THE EXERCISE ▸ Records follow. Select each line holding "Рыба".

RECORDS TO USE ▸
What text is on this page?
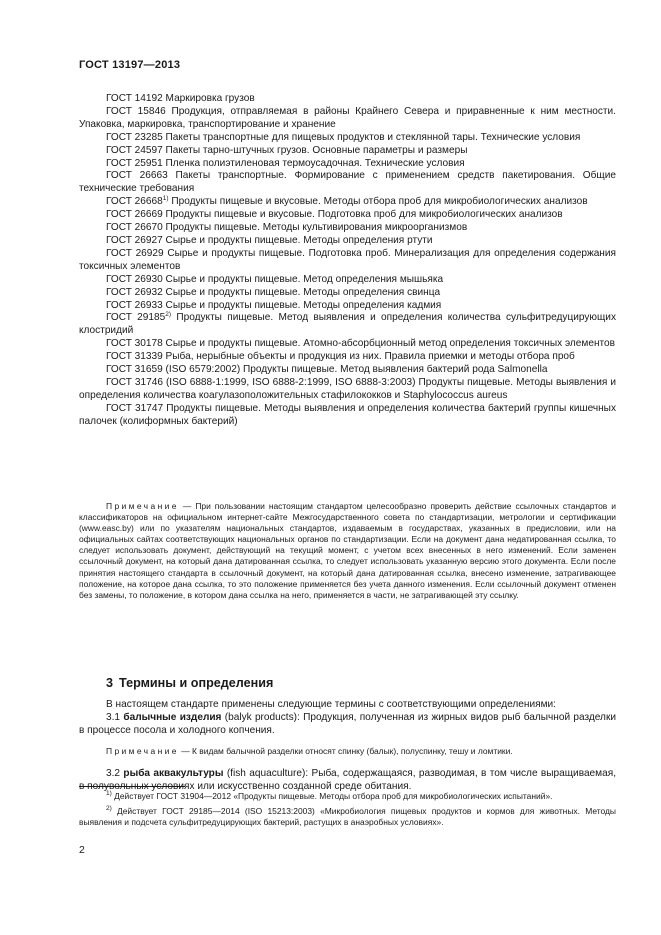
ГОСТ 13197—2013

ГОСТ 14192 Маркировка грузов

ГОСТ 15846 Продукция, отправляемая в районы Крайнего Севера и приравненные к ним местности. Упаковка, маркировка, транспортирование и хранение

ГОСТ 23285 Пакеты транспортные для пищевых продуктов и стеклянной тары. Технические условия

ГОСТ 24597 Пакеты тарно-штучных грузов. Основные параметры и размеры

ГОСТ 25951 Пленка полиэтиленовая термоусадочная. Технические условия

ГОСТ 26663 Пакеты транспортные. Формирование с применением средств пакетирования. Общие технические требования

ГОСТ 26668$^{1)}$ Продукты пищевые и вкусовые. Методы отбора проб для микробиологических анализов

ГОСТ 26669 Продукты пищевые и вкусовые. Подготовка проб для микробиологических анализов

ГОСТ 26670 Продукты пищевые. Методы культивирования микроорганизмов

ГОСТ 26927 Сырье и продукты пищевые. Методы определения ртути

ГОСТ 26929 Сырье и продукты пищевые. Подготовка проб. Минерализация для определения содержания токсичных элементов

ГОСТ 26930 Сырье и продукты пищевые. Метод определения мышьяка

ГОСТ 26932 Сырье и продукты пищевые. Методы определения свинца

ГОСТ 26933 Сырье и продукты пищевые. Методы определения кадмия

ГОСТ 29185$^{2)}$ Продукты пищевые. Метод выявления и определения количества сульфитредуцирующих клостридий

ГОСТ 30178 Сырье и продукты пищевые. Атомно-абсорбционный метод определения токсичных элементов

ГОСТ 31339 Рыба, нерыбные объекты и продукция из них. Правила приемки и методы отбора проб

ГОСТ 31659 (ISO 6579:2002) Продукты пищевые. Метод выявления бактерий рода Salmonella

ГОСТ 31746 (ISO 6888-1:1999, ISO 6888-2:1999, ISO 6888-3:2003) Продукты пищевые. Методы выявления и определения количества коагулазоположительных стафилококков и Staphylococcus aureus

ГОСТ 31747 Продукты пищевые. Методы выявления и определения количества бактерий группы кишечных палочек (колиформных бактерий)

Примечание — При пользовании настоящим стандартом целесообразно проверить действие ссылочных стандартов и классификаторов на официальном интернет-сайте Межгосударственного совета по стандартизации, метрологии и сертификации (www.easc.by) или по указателям национальных стандартов, издаваемым в государствах, указанных в предисловии, или на официальных сайтах соответствующих национальных органов по стандартизации. Если на документ дана недатированная ссылка, то следует использовать документ, действующий на текущий момент, с учетом всех внесенных в него изменений. Если заменен ссылочный документ, на который дана датированная ссылка, то следует использовать указанную версию этого документа. Если после принятия настоящего стандарта в ссылочный документ, на который дана датированная ссылка, внесено изменение, затрагивающее положение, на которое дана ссылка, то это положение применяется без учета данного изменения. Если ссылочный документ отменен без замены, то положение, в котором дана ссылка на него, применяется в части, не затрагивающей эту ссылку.

3 Термины и определения

В настоящем стандарте применены следующие термины с соответствующими определениями:

3.1 балычные изделия (balyk products): Продукция, полученная из жирных видов рыб балычной разделки в процессе посола и холодного копчения.

Примечание — К видам балычной разделки относят спинку (балык), полуспинку, тешу и ломтики.

3.2 рыба аквакультуры (fish aquaculture): Рыба, содержащаяся, разводимая, в том числе выращиваемая, в полувольных условиях или искусственно созданной среде обитания.

$^{1)}$ Действует ГОСТ 31904—2012 «Продукты пищевые. Методы отбора проб для микробиологических испытаний».

$^{2)}$ Действует ГОСТ 29185—2014 (ISO 15213:2003) «Микробиология пищевых продуктов и кормов для животных. Методы выявления и подсчета сульфитредуцирующих бактерий, растущих в анаэробных условиях».

2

ANSWER TO THIS TASK ▸
ГОСТ 31339 Рыба, нерыбные объекты и продукция из них. Правила приемки и методы отбора проб
3.2 рыба аквакультуры (fish aquaculture): Рыба, содержащаяся, разводимая, в том числе выращиваемая, в полувольных условиях или искусственно созданной среде обитания.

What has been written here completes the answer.